*What you should do*.
Locate every line in the material below that has the word "name". Copy each of those lines.

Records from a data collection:
>> BEGIN

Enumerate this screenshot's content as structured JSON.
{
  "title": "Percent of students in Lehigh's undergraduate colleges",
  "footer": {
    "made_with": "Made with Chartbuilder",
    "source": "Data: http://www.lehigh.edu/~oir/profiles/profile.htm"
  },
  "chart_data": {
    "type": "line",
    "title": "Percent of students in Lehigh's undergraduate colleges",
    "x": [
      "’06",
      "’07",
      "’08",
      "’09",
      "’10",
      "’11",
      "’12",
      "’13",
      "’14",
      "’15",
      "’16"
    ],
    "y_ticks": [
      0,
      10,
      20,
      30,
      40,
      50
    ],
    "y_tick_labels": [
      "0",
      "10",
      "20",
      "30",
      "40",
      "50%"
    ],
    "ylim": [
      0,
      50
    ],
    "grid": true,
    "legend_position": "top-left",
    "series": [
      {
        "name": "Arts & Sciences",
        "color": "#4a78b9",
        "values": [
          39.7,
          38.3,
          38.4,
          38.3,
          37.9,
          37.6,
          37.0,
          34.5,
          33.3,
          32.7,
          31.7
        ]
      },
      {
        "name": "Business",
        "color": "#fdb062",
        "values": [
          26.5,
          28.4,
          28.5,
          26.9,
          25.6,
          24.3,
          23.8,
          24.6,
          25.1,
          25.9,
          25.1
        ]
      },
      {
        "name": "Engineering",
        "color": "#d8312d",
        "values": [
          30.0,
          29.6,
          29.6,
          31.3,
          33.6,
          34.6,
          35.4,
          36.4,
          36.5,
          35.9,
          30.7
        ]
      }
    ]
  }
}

>> END
>> BEGIN

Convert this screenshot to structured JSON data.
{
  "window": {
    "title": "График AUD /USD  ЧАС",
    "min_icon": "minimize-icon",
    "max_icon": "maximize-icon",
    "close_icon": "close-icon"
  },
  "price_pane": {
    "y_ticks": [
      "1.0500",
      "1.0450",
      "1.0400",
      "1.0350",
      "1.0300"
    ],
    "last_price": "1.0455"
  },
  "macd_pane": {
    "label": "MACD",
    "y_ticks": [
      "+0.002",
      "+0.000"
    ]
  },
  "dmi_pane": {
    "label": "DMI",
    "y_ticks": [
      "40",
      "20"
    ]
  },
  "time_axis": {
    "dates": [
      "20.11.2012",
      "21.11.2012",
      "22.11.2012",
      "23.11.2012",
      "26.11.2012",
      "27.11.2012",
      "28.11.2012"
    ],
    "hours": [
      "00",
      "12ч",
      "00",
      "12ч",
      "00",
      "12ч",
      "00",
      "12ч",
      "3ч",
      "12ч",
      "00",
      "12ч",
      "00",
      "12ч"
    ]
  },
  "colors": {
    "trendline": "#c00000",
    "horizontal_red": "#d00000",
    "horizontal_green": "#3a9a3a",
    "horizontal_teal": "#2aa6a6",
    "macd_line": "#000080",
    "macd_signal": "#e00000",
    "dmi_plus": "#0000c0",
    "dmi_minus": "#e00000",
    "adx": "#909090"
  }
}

>> END

*Answer to this problem*.
        "name": "Arts & Sciences",
        "name": "Business",
        "name": "Engineering",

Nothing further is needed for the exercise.